>> Begin The data

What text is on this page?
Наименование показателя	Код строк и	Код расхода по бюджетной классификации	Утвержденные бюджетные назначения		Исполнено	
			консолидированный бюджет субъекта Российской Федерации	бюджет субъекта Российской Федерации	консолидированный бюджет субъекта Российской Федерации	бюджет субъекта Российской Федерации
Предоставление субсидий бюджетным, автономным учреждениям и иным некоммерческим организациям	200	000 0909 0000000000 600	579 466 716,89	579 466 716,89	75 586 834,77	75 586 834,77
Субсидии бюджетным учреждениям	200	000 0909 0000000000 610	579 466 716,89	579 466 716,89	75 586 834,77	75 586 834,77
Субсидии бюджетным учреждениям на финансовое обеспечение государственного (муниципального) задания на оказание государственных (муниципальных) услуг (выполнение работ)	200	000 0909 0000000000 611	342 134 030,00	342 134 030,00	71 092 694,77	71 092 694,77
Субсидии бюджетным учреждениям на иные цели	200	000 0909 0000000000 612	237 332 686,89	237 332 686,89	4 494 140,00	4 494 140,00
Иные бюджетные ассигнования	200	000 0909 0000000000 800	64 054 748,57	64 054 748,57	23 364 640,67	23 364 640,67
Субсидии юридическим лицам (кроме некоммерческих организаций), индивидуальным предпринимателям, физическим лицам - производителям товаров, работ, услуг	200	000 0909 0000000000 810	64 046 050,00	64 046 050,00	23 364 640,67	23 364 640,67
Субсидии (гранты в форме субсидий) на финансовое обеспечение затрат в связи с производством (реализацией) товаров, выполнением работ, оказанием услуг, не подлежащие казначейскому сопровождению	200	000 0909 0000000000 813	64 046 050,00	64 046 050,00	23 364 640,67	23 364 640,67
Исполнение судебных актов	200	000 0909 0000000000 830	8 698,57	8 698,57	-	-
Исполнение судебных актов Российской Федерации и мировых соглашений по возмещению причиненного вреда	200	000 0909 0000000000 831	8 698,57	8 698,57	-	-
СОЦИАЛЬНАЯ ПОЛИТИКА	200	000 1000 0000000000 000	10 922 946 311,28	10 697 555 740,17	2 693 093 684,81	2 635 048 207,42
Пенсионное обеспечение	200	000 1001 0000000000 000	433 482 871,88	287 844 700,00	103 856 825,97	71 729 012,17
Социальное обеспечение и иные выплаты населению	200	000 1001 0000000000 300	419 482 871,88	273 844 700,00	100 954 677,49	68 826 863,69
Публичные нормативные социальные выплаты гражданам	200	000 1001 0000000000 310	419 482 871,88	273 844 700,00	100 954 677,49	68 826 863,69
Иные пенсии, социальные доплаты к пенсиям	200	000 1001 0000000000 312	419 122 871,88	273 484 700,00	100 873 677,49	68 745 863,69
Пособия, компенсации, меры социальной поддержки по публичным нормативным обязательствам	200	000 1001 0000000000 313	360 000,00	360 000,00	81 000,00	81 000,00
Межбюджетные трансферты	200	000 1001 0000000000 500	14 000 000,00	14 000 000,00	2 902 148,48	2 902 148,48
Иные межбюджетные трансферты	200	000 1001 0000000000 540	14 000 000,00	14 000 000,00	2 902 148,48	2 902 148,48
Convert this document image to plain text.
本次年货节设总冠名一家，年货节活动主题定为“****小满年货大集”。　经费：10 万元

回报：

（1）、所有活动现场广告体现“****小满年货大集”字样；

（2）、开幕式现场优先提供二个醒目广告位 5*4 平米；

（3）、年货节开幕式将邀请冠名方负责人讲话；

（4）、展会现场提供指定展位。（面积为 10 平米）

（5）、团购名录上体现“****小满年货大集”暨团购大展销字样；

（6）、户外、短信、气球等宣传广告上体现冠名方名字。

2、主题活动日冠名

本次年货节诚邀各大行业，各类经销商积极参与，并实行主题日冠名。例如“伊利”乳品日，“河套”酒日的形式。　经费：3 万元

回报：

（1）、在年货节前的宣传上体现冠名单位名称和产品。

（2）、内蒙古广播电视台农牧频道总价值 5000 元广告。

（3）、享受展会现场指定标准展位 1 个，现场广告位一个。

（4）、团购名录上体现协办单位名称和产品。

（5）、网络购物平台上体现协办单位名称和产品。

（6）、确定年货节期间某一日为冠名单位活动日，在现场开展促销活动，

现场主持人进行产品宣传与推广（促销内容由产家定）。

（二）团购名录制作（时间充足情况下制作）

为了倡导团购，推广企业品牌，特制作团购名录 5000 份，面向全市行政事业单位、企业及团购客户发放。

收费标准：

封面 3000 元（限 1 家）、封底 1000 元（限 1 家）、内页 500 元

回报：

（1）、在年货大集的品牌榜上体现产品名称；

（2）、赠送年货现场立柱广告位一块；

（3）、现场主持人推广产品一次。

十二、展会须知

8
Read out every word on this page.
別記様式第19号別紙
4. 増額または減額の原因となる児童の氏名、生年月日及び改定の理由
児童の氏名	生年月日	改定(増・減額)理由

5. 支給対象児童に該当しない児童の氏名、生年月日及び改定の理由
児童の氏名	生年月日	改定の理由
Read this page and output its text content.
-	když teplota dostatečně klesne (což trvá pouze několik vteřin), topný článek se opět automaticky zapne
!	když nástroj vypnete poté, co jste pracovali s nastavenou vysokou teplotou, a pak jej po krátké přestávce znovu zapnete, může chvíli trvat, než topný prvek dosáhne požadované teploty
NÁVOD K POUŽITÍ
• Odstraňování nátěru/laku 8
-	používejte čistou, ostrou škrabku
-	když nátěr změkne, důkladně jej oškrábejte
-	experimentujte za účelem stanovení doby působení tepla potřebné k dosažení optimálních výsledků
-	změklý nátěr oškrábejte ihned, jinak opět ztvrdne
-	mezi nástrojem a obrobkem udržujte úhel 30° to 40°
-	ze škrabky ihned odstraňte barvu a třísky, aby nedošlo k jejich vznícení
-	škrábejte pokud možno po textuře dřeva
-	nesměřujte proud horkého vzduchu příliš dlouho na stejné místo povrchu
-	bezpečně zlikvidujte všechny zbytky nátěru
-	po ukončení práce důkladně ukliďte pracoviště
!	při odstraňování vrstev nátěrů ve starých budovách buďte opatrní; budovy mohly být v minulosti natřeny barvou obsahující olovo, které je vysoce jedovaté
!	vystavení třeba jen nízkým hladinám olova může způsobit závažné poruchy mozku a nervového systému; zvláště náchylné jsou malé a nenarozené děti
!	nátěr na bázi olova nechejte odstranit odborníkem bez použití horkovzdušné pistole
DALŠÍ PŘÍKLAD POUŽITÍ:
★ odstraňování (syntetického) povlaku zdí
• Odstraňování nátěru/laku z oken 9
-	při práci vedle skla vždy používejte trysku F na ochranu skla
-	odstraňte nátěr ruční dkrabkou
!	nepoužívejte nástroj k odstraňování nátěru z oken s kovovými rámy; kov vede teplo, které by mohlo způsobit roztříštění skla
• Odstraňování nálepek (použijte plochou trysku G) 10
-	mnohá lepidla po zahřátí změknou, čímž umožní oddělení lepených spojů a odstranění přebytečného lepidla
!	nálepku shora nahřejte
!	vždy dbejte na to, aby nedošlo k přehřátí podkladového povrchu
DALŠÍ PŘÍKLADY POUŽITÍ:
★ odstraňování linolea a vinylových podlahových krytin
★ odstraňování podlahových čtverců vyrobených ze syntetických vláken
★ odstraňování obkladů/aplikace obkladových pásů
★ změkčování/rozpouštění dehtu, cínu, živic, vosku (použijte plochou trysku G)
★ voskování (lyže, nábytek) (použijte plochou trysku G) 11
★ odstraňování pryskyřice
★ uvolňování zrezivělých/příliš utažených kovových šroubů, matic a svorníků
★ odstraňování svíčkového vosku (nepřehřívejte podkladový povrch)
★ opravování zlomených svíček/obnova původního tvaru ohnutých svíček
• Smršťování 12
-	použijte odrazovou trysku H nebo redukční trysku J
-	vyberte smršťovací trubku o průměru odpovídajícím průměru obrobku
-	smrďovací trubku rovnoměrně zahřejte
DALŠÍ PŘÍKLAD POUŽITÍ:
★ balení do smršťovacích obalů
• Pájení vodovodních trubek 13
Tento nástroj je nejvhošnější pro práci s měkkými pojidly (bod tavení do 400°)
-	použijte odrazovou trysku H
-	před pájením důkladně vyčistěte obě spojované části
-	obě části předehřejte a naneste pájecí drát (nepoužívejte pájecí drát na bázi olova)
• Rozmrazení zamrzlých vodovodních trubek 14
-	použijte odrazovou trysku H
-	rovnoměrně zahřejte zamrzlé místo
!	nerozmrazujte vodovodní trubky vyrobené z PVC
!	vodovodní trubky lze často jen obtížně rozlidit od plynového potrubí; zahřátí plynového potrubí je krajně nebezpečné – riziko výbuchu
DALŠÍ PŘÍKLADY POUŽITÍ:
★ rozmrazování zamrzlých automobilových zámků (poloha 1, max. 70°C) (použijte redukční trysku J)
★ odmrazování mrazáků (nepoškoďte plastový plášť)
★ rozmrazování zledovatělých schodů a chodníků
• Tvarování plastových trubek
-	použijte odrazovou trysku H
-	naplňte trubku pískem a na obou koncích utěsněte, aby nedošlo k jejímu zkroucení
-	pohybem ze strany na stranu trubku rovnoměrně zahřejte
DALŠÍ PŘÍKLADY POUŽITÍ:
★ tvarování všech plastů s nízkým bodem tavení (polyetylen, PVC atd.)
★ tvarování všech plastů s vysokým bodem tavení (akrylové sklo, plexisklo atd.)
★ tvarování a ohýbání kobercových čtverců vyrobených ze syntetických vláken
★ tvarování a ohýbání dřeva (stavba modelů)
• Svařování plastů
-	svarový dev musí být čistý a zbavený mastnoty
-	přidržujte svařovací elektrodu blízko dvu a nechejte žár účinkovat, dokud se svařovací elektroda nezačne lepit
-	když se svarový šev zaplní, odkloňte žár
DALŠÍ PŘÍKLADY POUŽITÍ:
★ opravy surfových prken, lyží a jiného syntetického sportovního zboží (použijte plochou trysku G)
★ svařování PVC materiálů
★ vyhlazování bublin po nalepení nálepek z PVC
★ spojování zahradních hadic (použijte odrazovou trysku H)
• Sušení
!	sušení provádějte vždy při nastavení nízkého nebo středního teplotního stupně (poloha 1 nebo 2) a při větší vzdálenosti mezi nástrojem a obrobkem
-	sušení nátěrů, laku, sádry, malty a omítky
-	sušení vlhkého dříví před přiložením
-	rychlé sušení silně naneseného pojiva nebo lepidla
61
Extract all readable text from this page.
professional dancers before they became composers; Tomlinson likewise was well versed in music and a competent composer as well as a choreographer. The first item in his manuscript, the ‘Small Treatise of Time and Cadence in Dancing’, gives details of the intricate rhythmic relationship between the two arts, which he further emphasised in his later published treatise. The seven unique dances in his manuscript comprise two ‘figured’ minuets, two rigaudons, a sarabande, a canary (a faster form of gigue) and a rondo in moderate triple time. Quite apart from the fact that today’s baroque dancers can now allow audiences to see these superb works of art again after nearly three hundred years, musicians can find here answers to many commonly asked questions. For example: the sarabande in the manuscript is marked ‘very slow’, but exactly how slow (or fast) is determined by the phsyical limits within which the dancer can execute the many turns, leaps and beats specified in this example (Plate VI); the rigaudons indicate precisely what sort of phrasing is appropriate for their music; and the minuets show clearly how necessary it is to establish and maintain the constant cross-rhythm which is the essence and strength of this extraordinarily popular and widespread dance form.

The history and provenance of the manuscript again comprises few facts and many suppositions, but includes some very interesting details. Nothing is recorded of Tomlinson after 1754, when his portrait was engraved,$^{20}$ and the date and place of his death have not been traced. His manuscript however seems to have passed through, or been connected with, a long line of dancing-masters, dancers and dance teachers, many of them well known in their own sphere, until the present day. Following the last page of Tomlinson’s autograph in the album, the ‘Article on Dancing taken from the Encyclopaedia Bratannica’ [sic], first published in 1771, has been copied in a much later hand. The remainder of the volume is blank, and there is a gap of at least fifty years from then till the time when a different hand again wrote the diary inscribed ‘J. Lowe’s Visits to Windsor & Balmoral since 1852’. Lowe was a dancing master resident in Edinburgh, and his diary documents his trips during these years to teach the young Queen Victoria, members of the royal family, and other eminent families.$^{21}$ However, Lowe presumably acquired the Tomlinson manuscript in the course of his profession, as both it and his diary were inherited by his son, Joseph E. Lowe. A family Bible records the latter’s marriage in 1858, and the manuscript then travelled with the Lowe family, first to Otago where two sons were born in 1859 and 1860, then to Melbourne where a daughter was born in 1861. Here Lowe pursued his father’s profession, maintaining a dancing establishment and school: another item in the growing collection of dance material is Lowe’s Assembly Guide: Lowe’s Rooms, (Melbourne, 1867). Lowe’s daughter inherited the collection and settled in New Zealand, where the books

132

>> End The data

• The problem:
Copy out all lines where the word "poloha" appears.

• Solution for this exercise:
★ rozmrazování zamrzlých automobilových zámků (poloha 1, max. 70°C) (použijte redukční trysku J)
!	sušení provádějte vždy při nastavení nízkého nebo středního teplotního stupně (poloha 1 nebo 2) a při větší vzdálenosti mezi nástrojem a obrobkem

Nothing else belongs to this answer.